#### [TASK PROMPT]
Reproduce all of the listing below without alteration.

[Collected data entries]

::::::

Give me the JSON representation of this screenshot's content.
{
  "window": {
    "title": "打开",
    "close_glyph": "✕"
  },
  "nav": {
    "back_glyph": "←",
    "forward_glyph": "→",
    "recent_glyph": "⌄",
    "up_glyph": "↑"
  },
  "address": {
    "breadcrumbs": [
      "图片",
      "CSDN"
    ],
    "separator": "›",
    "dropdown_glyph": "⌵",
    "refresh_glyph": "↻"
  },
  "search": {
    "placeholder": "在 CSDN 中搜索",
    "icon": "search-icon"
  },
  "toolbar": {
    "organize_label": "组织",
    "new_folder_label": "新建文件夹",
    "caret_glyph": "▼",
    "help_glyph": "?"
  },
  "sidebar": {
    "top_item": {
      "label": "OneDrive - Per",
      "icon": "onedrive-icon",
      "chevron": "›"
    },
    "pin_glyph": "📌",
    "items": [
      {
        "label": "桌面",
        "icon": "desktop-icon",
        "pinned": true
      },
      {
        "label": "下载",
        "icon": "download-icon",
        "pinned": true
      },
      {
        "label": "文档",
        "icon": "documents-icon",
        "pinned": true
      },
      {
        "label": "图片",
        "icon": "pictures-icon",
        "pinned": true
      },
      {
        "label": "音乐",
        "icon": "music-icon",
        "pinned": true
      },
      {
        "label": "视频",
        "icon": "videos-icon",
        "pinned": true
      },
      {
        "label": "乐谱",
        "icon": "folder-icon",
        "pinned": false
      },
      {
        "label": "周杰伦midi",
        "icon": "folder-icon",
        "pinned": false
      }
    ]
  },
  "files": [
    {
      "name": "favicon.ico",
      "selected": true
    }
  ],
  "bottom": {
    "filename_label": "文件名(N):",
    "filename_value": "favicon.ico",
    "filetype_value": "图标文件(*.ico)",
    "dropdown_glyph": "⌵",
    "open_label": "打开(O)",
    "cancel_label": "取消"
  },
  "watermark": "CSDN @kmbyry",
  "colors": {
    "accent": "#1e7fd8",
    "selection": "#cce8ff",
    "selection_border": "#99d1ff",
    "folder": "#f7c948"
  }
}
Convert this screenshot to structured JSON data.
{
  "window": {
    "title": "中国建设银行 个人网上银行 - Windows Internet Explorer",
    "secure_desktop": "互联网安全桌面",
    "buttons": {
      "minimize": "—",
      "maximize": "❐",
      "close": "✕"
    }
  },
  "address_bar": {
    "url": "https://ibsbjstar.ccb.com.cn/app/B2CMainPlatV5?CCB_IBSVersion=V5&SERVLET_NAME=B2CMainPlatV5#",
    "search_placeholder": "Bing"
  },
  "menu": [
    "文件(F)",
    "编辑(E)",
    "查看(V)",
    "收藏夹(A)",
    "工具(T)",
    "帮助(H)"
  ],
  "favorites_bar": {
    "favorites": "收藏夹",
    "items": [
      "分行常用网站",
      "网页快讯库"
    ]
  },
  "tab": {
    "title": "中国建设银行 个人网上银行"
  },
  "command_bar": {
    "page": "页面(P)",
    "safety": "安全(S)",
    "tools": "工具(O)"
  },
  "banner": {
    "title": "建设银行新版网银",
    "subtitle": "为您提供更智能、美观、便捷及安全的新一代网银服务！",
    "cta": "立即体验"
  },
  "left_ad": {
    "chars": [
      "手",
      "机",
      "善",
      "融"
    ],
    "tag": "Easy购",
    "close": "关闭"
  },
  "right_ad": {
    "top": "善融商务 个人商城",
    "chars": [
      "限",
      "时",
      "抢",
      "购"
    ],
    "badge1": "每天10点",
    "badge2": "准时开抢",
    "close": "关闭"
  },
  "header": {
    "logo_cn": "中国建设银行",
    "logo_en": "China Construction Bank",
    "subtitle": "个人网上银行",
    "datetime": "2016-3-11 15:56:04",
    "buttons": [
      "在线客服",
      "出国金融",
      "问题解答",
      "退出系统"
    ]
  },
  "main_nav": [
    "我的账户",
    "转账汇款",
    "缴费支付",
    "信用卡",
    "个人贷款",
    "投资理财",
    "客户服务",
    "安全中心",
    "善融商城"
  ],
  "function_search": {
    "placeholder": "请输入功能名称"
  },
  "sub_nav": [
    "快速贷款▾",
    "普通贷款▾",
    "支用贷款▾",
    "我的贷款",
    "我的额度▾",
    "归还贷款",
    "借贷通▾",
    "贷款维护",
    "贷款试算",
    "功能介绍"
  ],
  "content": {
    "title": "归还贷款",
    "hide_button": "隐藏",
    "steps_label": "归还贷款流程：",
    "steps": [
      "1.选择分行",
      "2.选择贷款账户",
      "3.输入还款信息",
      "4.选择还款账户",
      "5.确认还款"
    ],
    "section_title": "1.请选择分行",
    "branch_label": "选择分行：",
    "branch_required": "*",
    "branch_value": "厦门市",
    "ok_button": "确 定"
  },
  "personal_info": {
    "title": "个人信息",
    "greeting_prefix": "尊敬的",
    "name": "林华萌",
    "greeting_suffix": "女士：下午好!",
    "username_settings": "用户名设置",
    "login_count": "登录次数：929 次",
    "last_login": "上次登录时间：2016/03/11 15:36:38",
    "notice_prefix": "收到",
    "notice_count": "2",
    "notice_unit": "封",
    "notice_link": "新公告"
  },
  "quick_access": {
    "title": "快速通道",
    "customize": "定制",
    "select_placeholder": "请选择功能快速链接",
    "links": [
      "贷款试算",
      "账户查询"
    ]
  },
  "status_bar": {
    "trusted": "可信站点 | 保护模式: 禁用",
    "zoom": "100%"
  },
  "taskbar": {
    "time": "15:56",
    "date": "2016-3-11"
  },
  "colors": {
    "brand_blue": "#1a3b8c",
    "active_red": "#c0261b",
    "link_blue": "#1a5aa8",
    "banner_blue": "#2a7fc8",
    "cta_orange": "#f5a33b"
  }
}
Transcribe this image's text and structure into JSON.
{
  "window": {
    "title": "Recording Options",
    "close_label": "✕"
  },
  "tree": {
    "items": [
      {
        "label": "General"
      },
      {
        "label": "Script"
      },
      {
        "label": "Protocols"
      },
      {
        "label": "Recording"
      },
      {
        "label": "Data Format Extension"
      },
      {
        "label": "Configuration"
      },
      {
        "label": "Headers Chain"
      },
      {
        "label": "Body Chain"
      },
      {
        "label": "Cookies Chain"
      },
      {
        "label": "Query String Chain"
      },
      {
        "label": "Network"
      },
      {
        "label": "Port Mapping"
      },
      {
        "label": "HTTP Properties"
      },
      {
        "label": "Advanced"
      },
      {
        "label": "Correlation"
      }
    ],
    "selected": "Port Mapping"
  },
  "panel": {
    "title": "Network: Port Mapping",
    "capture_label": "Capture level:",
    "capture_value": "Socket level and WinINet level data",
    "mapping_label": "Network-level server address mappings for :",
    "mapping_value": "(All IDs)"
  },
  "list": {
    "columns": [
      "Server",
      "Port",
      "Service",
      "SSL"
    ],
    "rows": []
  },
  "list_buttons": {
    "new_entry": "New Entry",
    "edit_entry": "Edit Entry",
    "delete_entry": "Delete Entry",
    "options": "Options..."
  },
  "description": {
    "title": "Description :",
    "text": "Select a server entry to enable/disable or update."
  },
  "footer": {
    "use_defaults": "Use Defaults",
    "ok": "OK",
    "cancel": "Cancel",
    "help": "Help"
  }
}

::::::

#### [COMPLETED TASK]
Give me the JSON representation of this screenshot's content.
{
  "window": {
    "title": "打开",
    "close_glyph": "✕"
  },
  "nav": {
    "back_glyph": "←",
    "forward_glyph": "→",
    "recent_glyph": "⌄",
    "up_glyph": "↑"
  },
  "address": {
    "breadcrumbs": [
      "图片",
      "CSDN"
    ],
    "separator": "›",
    "dropdown_glyph": "⌵",
    "refresh_glyph": "↻"
  },
  "search": {
    "placeholder": "在 CSDN 中搜索",
    "icon": "search-icon"
  },
  "toolbar": {
    "organize_label": "组织",
    "new_folder_label": "新建文件夹",
    "caret_glyph": "▼",
    "help_glyph": "?"
  },
  "sidebar": {
    "top_item": {
      "label": "OneDrive - Per",
      "icon": "onedrive-icon",
      "chevron": "›"
    },
    "pin_glyph": "📌",
    "items": [
      {
        "label": "桌面",
        "icon": "desktop-icon",
        "pinned": true
      },
      {
        "label": "下载",
        "icon": "download-icon",
        "pinned": true
      },
      {
        "label": "文档",
        "icon": "documents-icon",
        "pinned": true
      },
      {
        "label": "图片",
        "icon": "pictures-icon",
        "pinned": true
      },
      {
        "label": "音乐",
        "icon": "music-icon",
        "pinned": true
      },
      {
        "label": "视频",
        "icon": "videos-icon",
        "pinned": true
      },
      {
        "label": "乐谱",
        "icon": "folder-icon",
        "pinned": false
      },
      {
        "label": "周杰伦midi",
        "icon": "folder-icon",
        "pinned": false
      }
    ]
  },
  "files": [
    {
      "name": "favicon.ico",
      "selected": true
    }
  ],
  "bottom": {
    "filename_label": "文件名(N):",
    "filename_value": "favicon.ico",
    "filetype_value": "图标文件(*.ico)",
    "dropdown_glyph": "⌵",
    "open_label": "打开(O)",
    "cancel_label": "取消"
  },
  "watermark": "CSDN @kmbyry",
  "colors": {
    "accent": "#1e7fd8",
    "selection": "#cce8ff",
    "selection_border": "#99d1ff",
    "folder": "#f7c948"
  }
}
Convert this screenshot to structured JSON data.
{
  "window": {
    "title": "中国建设银行 个人网上银行 - Windows Internet Explorer",
    "secure_desktop": "互联网安全桌面",
    "buttons": {
      "minimize": "—",
      "maximize": "❐",
      "close": "✕"
    }
  },
  "address_bar": {
    "url": "https://ibsbjstar.ccb.com.cn/app/B2CMainPlatV5?CCB_IBSVersion=V5&SERVLET_NAME=B2CMainPlatV5#",
    "search_placeholder": "Bing"
  },
  "menu": [
    "文件(F)",
    "编辑(E)",
    "查看(V)",
    "收藏夹(A)",
    "工具(T)",
    "帮助(H)"
  ],
  "favorites_bar": {
    "favorites": "收藏夹",
    "items": [
      "分行常用网站",
      "网页快讯库"
    ]
  },
  "tab": {
    "title": "中国建设银行 个人网上银行"
  },
  "command_bar": {
    "page": "页面(P)",
    "safety": "安全(S)",
    "tools": "工具(O)"
  },
  "banner": {
    "title": "建设银行新版网银",
    "subtitle": "为您提供更智能、美观、便捷及安全的新一代网银服务！",
    "cta": "立即体验"
  },
  "left_ad": {
    "chars": [
      "手",
      "机",
      "善",
      "融"
    ],
    "tag": "Easy购",
    "close": "关闭"
  },
  "right_ad": {
    "top": "善融商务 个人商城",
    "chars": [
      "限",
      "时",
      "抢",
      "购"
    ],
    "badge1": "每天10点",
    "badge2": "准时开抢",
    "close": "关闭"
  },
  "header": {
    "logo_cn": "中国建设银行",
    "logo_en": "China Construction Bank",
    "subtitle": "个人网上银行",
    "datetime": "2016-3-11 15:56:04",
    "buttons": [
      "在线客服",
      "出国金融",
      "问题解答",
      "退出系统"
    ]
  },
  "main_nav": [
    "我的账户",
    "转账汇款",
    "缴费支付",
    "信用卡",
    "个人贷款",
    "投资理财",
    "客户服务",
    "安全中心",
    "善融商城"
  ],
  "function_search": {
    "placeholder": "请输入功能名称"
  },
  "sub_nav": [
    "快速贷款▾",
    "普通贷款▾",
    "支用贷款▾",
    "我的贷款",
    "我的额度▾",
    "归还贷款",
    "借贷通▾",
    "贷款维护",
    "贷款试算",
    "功能介绍"
  ],
  "content": {
    "title": "归还贷款",
    "hide_button": "隐藏",
    "steps_label": "归还贷款流程：",
    "steps": [
      "1.选择分行",
      "2.选择贷款账户",
      "3.输入还款信息",
      "4.选择还款账户",
      "5.确认还款"
    ],
    "section_title": "1.请选择分行",
    "branch_label": "选择分行：",
    "branch_required": "*",
    "branch_value": "厦门市",
    "ok_button": "确 定"
  },
  "personal_info": {
    "title": "个人信息",
    "greeting_prefix": "尊敬的",
    "name": "林华萌",
    "greeting_suffix": "女士：下午好!",
    "username_settings": "用户名设置",
    "login_count": "登录次数：929 次",
    "last_login": "上次登录时间：2016/03/11 15:36:38",
    "notice_prefix": "收到",
    "notice_count": "2",
    "notice_unit": "封",
    "notice_link": "新公告"
  },
  "quick_access": {
    "title": "快速通道",
    "customize": "定制",
    "select_placeholder": "请选择功能快速链接",
    "links": [
      "贷款试算",
      "账户查询"
    ]
  },
  "status_bar": {
    "trusted": "可信站点 | 保护模式: 禁用",
    "zoom": "100%"
  },
  "taskbar": {
    "time": "15:56",
    "date": "2016-3-11"
  },
  "colors": {
    "brand_blue": "#1a3b8c",
    "active_red": "#c0261b",
    "link_blue": "#1a5aa8",
    "banner_blue": "#2a7fc8",
    "cta_orange": "#f5a33b"
  }
}
Transcribe this image's text and structure into JSON.
{
  "window": {
    "title": "Recording Options",
    "close_label": "✕"
  },
  "tree": {
    "items": [
      {
        "label": "General"
      },
      {
        "label": "Script"
      },
      {
        "label": "Protocols"
      },
      {
        "label": "Recording"
      },
      {
        "label": "Data Format Extension"
      },
      {
        "label": "Configuration"
      },
      {
        "label": "Headers Chain"
      },
      {
        "label": "Body Chain"
      },
      {
        "label": "Cookies Chain"
      },
      {
        "label": "Query String Chain"
      },
      {
        "label": "Network"
      },
      {
        "label": "Port Mapping"
      },
      {
        "label": "HTTP Properties"
      },
      {
        "label": "Advanced"
      },
      {
        "label": "Correlation"
      }
    ],
    "selected": "Port Mapping"
  },
  "panel": {
    "title": "Network: Port Mapping",
    "capture_label": "Capture level:",
    "capture_value": "Socket level and WinINet level data",
    "mapping_label": "Network-level server address mappings for :",
    "mapping_value": "(All IDs)"
  },
  "list": {
    "columns": [
      "Server",
      "Port",
      "Service",
      "SSL"
    ],
    "rows": []
  },
  "list_buttons": {
    "new_entry": "New Entry",
    "edit_entry": "Edit Entry",
    "delete_entry": "Delete Entry",
    "options": "Options..."
  },
  "description": {
    "title": "Description :",
    "text": "Select a server entry to enable/disable or update."
  },
  "footer": {
    "use_defaults": "Use Defaults",
    "ok": "OK",
    "cancel": "Cancel",
    "help": "Help"
  }
}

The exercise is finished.